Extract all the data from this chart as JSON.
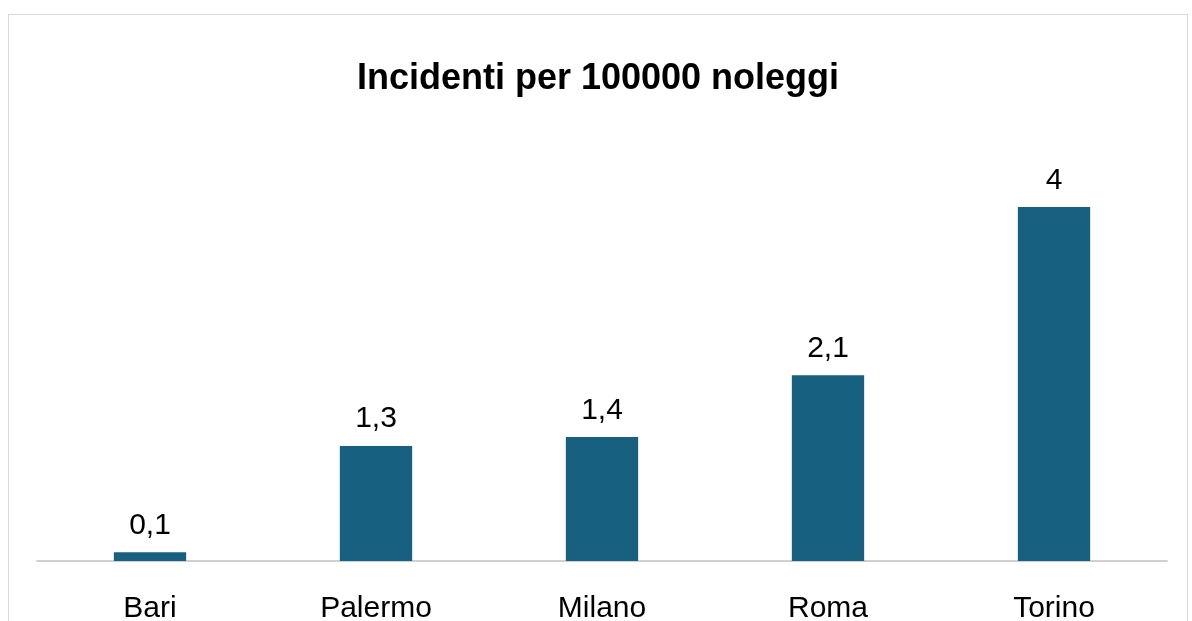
{
  "chart_data": {
    "type": "bar",
    "title": "Incidenti per 100000 noleggi",
    "categories": [
      "Bari",
      "Palermo",
      "Milano",
      "Roma",
      "Torino"
    ],
    "values": [
      0.1,
      1.3,
      1.4,
      2.1,
      4
    ],
    "value_labels": [
      "0,1",
      "1,3",
      "1,4",
      "2,1",
      "4"
    ],
    "color": "#17607f"
  }
}
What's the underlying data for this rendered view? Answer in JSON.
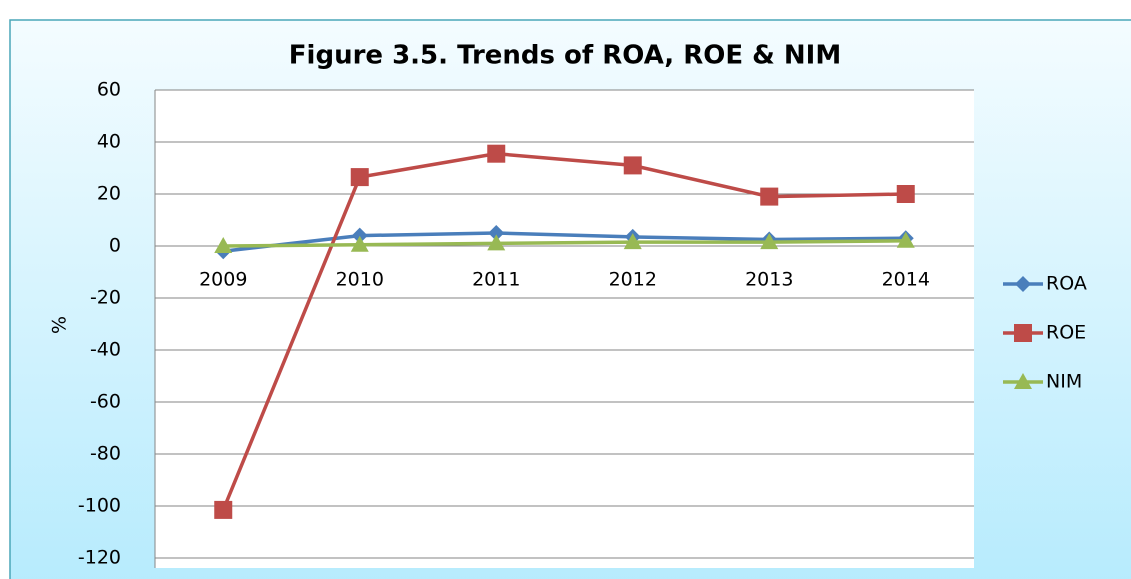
{
  "chart_data": {
    "type": "line",
    "title": "Figure 3.5. Trends of ROA, ROE & NIM",
    "y_label": "%",
    "categories": [
      "2009",
      "2010",
      "2011",
      "2012",
      "2013",
      "2014"
    ],
    "series": [
      {
        "name": "ROA",
        "color": "#4a7ebb",
        "marker": "diamond",
        "values": [
          -2,
          4,
          5,
          3.5,
          2.5,
          3
        ]
      },
      {
        "name": "ROE",
        "color": "#be4b48",
        "marker": "square",
        "values": [
          -101.5,
          26.5,
          35.5,
          31,
          19,
          20
        ]
      },
      {
        "name": "NIM",
        "color": "#98b954",
        "marker": "triangle",
        "values": [
          0,
          0.5,
          1,
          1.5,
          1.5,
          2
        ]
      }
    ],
    "ylim": [
      -120,
      60
    ],
    "yticks": [
      -120,
      -100,
      -80,
      -60,
      -40,
      -20,
      0,
      20,
      40,
      60
    ],
    "grid": true,
    "legend": "right"
  }
}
------------------------------------------------------------
**GOAL OF THE EXERCISE**:
Repeat each entry above word for word, leaving every picture out.

**RESULT OF THIS TASK**:
Extract all the data from this chart as JSON.
{
  "chart_data": {
    "type": "bar",
    "title": "Incidenti per 100000 noleggi",
    "categories": [
      "Bari",
      "Palermo",
      "Milano",
      "Roma",
      "Torino"
    ],
    "values": [
      0.1,
      1.3,
      1.4,
      2.1,
      4
    ],
    "value_labels": [
      "0,1",
      "1,3",
      "1,4",
      "2,1",
      "4"
    ],
    "color": "#17607f"
  }
}
What's the underlying data for this rendered view? Answer in JSON.
{
  "chart_data": {
    "type": "line",
    "title": "Figure 3.5. Trends of ROA, ROE & NIM",
    "y_label": "%",
    "categories": [
      "2009",
      "2010",
      "2011",
      "2012",
      "2013",
      "2014"
    ],
    "series": [
      {
        "name": "ROA",
        "color": "#4a7ebb",
        "marker": "diamond",
        "values": [
          -2,
          4,
          5,
          3.5,
          2.5,
          3
        ]
      },
      {
        "name": "ROE",
        "color": "#be4b48",
        "marker": "square",
        "values": [
          -101.5,
          26.5,
          35.5,
          31,
          19,
          20
        ]
      },
      {
        "name": "NIM",
        "color": "#98b954",
        "marker": "triangle",
        "values": [
          0,
          0.5,
          1,
          1.5,
          1.5,
          2
        ]
      }
    ],
    "ylim": [
      -120,
      60
    ],
    "yticks": [
      -120,
      -100,
      -80,
      -60,
      -40,
      -20,
      0,
      20,
      40,
      60
    ],
    "grid": true,
    "legend": "right"
  }
}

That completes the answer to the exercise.